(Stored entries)

- - - - -

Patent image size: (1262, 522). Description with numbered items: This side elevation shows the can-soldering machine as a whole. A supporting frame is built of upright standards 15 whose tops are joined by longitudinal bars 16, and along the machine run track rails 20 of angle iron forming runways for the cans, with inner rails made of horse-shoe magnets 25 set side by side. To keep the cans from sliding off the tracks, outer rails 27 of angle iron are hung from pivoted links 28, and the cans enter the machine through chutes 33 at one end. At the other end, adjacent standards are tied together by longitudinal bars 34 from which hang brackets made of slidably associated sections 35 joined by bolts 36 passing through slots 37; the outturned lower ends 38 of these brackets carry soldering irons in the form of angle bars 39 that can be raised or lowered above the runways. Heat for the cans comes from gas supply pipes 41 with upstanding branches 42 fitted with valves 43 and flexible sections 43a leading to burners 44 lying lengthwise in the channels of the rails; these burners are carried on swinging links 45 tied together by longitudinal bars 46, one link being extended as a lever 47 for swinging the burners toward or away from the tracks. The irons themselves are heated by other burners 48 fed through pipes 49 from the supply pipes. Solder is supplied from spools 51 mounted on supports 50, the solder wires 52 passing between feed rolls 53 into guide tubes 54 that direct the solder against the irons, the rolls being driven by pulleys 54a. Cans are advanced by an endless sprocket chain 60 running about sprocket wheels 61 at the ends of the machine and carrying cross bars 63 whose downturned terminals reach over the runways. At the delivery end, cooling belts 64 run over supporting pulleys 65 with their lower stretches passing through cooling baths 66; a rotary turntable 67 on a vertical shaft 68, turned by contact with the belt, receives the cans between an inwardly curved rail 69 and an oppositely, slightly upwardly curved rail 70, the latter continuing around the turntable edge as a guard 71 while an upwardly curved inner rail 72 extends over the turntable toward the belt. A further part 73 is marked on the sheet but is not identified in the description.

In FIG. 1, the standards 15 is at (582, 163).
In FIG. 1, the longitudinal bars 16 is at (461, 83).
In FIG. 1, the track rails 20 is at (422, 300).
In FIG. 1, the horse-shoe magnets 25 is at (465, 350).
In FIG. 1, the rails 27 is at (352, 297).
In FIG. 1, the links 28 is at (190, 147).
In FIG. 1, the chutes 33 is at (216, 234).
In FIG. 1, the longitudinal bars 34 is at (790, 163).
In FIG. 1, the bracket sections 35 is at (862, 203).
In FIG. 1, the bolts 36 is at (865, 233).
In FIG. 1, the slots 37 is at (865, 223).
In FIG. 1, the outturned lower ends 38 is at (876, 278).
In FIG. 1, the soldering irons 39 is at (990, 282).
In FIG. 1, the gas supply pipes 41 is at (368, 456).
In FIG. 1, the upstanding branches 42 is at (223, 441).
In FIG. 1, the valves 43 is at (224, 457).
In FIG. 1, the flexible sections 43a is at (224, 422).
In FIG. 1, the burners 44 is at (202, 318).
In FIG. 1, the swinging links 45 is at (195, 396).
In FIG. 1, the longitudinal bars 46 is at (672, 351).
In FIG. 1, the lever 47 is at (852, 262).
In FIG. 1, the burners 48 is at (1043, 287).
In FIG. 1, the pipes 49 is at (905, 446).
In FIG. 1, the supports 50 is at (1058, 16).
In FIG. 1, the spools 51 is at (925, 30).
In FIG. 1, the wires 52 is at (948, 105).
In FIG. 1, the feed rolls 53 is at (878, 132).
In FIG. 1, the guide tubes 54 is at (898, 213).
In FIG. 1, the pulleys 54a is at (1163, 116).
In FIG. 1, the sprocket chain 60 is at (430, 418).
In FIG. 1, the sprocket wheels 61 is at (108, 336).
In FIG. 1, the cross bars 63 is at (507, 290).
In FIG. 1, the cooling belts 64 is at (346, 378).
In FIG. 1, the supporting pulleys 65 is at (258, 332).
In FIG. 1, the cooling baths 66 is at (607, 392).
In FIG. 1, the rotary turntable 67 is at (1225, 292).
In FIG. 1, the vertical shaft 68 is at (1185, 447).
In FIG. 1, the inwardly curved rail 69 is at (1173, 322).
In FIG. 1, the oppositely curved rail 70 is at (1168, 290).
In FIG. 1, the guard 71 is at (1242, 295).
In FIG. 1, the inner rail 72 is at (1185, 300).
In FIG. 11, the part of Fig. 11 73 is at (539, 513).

- - - - -

Which rows contain the string "shoe"? Report each of them in full.

Patent image size: (1262, 522). Description with numbered items: This side elevation shows the can-soldering machine as a whole. A supporting frame is built of upright standards 15 whose tops are joined by longitudinal bars 16, and along the machine run track rails 20 of angle iron forming runways for the cans, with inner rails made of horse-shoe magnets 25 set side by side. To keep the cans from sliding off the tracks, outer rails 27 of angle iron are hung from pivoted links 28, and the cans enter the machine through chutes 33 at one end. At the other end, adjacent standards are tied together by longitudinal bars 34 from which hang brackets made of slidably associated sections 35 joined by bolts 36 passing through slots 37; the outturned lower ends 38 of these brackets carry soldering irons in the form of angle bars 39 that can be raised or lowered above the runways. Heat for the cans comes from gas supply pipes 41 with upstanding branches 42 fitted with valves 43 and flexible sections 43a leading to burners 44 lying lengthwise in the channels of the rails; these burners are carried on swinging links 45 tied together by longitudinal bars 46, one link being extended as a lever 47 for swinging the burners toward or away from the tracks. The irons themselves are heated by other burners 48 fed through pipes 49 from the supply pipes. Solder is supplied from spools 51 mounted on supports 50, the solder wires 52 passing between feed rolls 53 into guide tubes 54 that direct the solder against the irons, the rolls being driven by pulleys 54a. Cans are advanced by an endless sprocket chain 60 running about sprocket wheels 61 at the ends of the machine and carrying cross bars 63 whose downturned terminals reach over the runways. At the delivery end, cooling belts 64 run over supporting pulleys 65 with their lower stretches passing through cooling baths 66; a rotary turntable 67 on a vertical shaft 68, turned by contact with the belt, receives the cans between an inwardly curved rail 69 and an oppositely, slightly upwardly curved rail 70, the latter continuing around the turntable edge as a guard 71 while an upwardly curved inner rail 72 extends over the turntable toward the belt. A further part 73 is marked on the sheet but is not identified in the description.
In FIG. 1, the horse-shoe magnets 25 is at (465, 350).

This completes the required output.